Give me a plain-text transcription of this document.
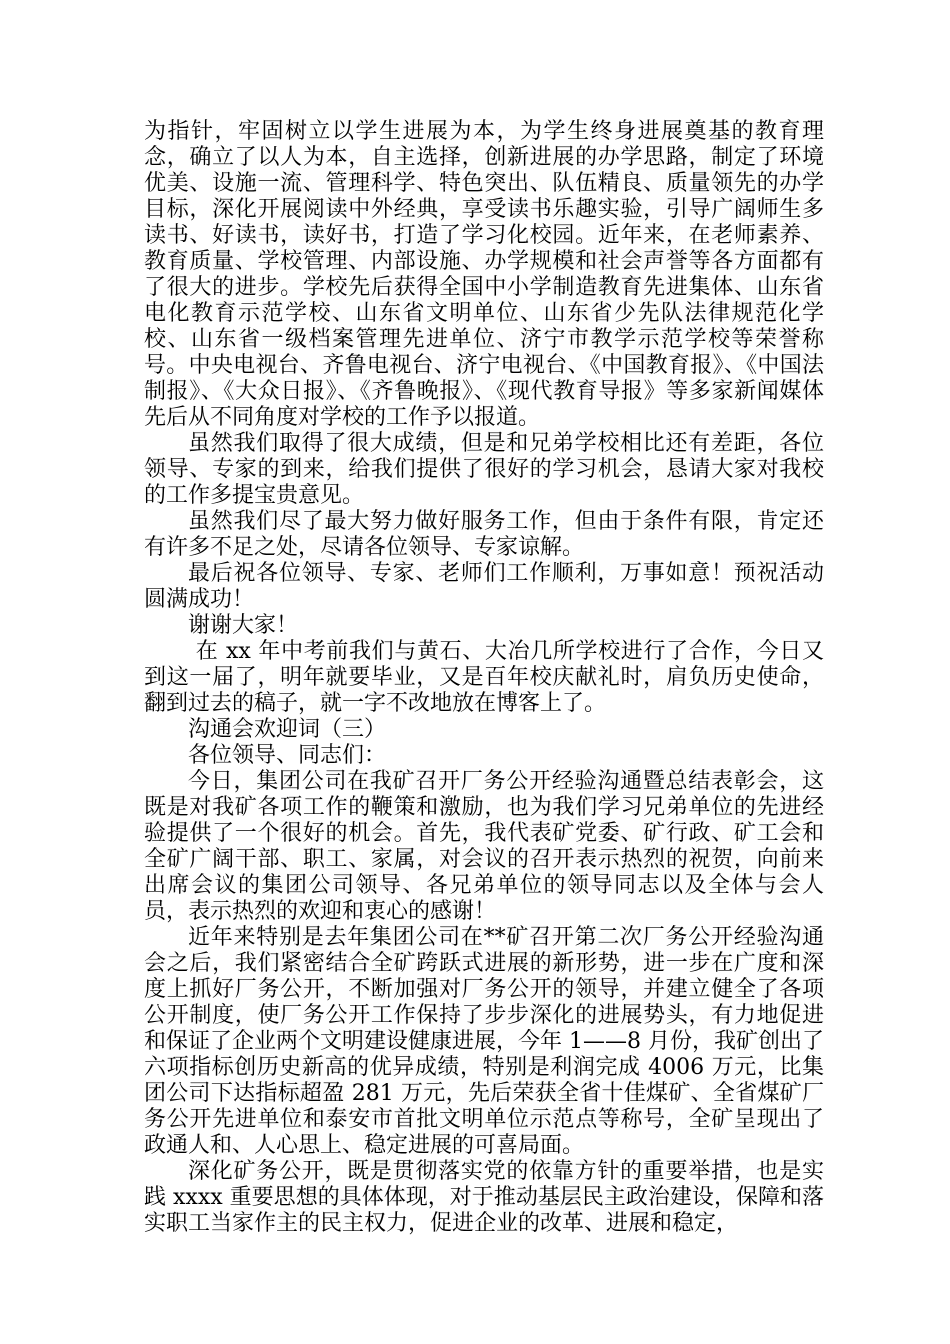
为指针，牢固树立以学生进展为本，为学生终身进展奠基的教育理念，确立了以人为本，自主选择，创新进展的办学思路，制定了环境优美、设施一流、管理科学、特色突出、队伍精良、质量领先的办学目标，深化开展阅读中外经典，享受读书乐趣实验，引导广阔师生多读书、好读书，读好书，打造了学习化校园。近年来，在老师素养、教育质量、学校管理、内部设施、办学规模和社会声誉等各方面都有了很大的进步。学校先后获得全国中小学制造教育先进集体、山东省电化教育示范学校、山东省文明单位、山东省少先队法律规范化学校、山东省一级档案管理先进单位、济宁市教学示范学校等荣誉称号。中央电视台、齐鲁电视台、济宁电视台、《中国教育报》、《中国法制报》、《大众日报》、《齐鲁晚报》、《现代教育导报》等多家新闻媒体先后从不同角度对学校的工作予以报道。

虽然我们取得了很大成绩，但是和兄弟学校相比还有差距，各位领导、专家的到来，给我们提供了很好的学习机会，恳请大家对我校的工作多提宝贵意见。

虽然我们尽了最大努力做好服务工作，但由于条件有限，肯定还有许多不足之处，尽请各位领导、专家谅解。

最后祝各位领导、专家、老师们工作顺利，万事如意！预祝活动圆满成功！

谢谢大家！

在 xx 年中考前我们与黄石、大冶几所学校进行了合作，今日又到这一届了，明年就要毕业，又是百年校庆献礼时，肩负历史使命，翻到过去的稿子，就一字不改地放在博客上了。

沟通会欢迎词（三）

各位领导、同志们：

今日，集团公司在我矿召开厂务公开经验沟通暨总结表彰会，这既是对我矿各项工作的鞭策和激励，也为我们学习兄弟单位的先进经验提供了一个很好的机会。首先，我代表矿党委、矿行政、矿工会和全矿广阔干部、职工、家属，对会议的召开表示热烈的祝贺，向前来出席会议的集团公司领导、各兄弟单位的领导同志以及全体与会人员，表示热烈的欢迎和衷心的感谢！

近年来特别是去年集团公司在**矿召开第二次厂务公开经验沟通会之后，我们紧密结合全矿跨跃式进展的新形势，进一步在广度和深度上抓好厂务公开，不断加强对厂务公开的领导，并建立健全了各项公开制度，使厂务公开工作保持了步步深化的进展势头，有力地促进和保证了企业两个文明建设健康进展，今年 1——8 月份，我矿创出了六项指标创历史新高的优异成绩，特别是利润完成 4006 万元，比集团公司下达指标超盈 281 万元，先后荣获全省十佳煤矿、全省煤矿厂务公开先进单位和泰安市首批文明单位示范点等称号，全矿呈现出了政通人和、人心思上、稳定进展的可喜局面。

深化矿务公开，既是贯彻落实党的依靠方针的重要举措，也是实践 xxxx 重要思想的具体体现，对于推动基层民主政治建设，保障和落实职工当家作主的民主权力，促进企业的改革、进展和稳定，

• • • • • • •

[DIRECTIONS FOR THIS TASK]
Write out all the entries again, word for word, and print no images.

[WORKED SOLUTION]
Give me a plain-text transcription of this document.
为指针，牢固树立以学生进展为本，为学生终身进展奠基的教育理念，确立了以人为本，自主选择，创新进展的办学思路，制定了环境优美、设施一流、管理科学、特色突出、队伍精良、质量领先的办学目标，深化开展阅读中外经典，享受读书乐趣实验，引导广阔师生多读书、好读书，读好书，打造了学习化校园。近年来，在老师素养、教育质量、学校管理、内部设施、办学规模和社会声誉等各方面都有了很大的进步。学校先后获得全国中小学制造教育先进集体、山东省电化教育示范学校、山东省文明单位、山东省少先队法律规范化学校、山东省一级档案管理先进单位、济宁市教学示范学校等荣誉称号。中央电视台、齐鲁电视台、济宁电视台、《中国教育报》、《中国法制报》、《大众日报》、《齐鲁晚报》、《现代教育导报》等多家新闻媒体先后从不同角度对学校的工作予以报道。

虽然我们取得了很大成绩，但是和兄弟学校相比还有差距，各位领导、专家的到来，给我们提供了很好的学习机会，恳请大家对我校的工作多提宝贵意见。

虽然我们尽了最大努力做好服务工作，但由于条件有限，肯定还有许多不足之处，尽请各位领导、专家谅解。

最后祝各位领导、专家、老师们工作顺利，万事如意！预祝活动圆满成功！

谢谢大家！

在 xx 年中考前我们与黄石、大冶几所学校进行了合作，今日又到这一届了，明年就要毕业，又是百年校庆献礼时，肩负历史使命，翻到过去的稿子，就一字不改地放在博客上了。

沟通会欢迎词（三）

各位领导、同志们：

今日，集团公司在我矿召开厂务公开经验沟通暨总结表彰会，这既是对我矿各项工作的鞭策和激励，也为我们学习兄弟单位的先进经验提供了一个很好的机会。首先，我代表矿党委、矿行政、矿工会和全矿广阔干部、职工、家属，对会议的召开表示热烈的祝贺，向前来出席会议的集团公司领导、各兄弟单位的领导同志以及全体与会人员，表示热烈的欢迎和衷心的感谢！

近年来特别是去年集团公司在**矿召开第二次厂务公开经验沟通会之后，我们紧密结合全矿跨跃式进展的新形势，进一步在广度和深度上抓好厂务公开，不断加强对厂务公开的领导，并建立健全了各项公开制度，使厂务公开工作保持了步步深化的进展势头，有力地促进和保证了企业两个文明建设健康进展，今年 1——8 月份，我矿创出了六项指标创历史新高的优异成绩，特别是利润完成 4006 万元，比集团公司下达指标超盈 281 万元，先后荣获全省十佳煤矿、全省煤矿厂务公开先进单位和泰安市首批文明单位示范点等称号，全矿呈现出了政通人和、人心思上、稳定进展的可喜局面。

深化矿务公开，既是贯彻落实党的依靠方针的重要举措，也是实践 xxxx 重要思想的具体体现，对于推动基层民主政治建设，保障和落实职工当家作主的民主权力，促进企业的改革、进展和稳定，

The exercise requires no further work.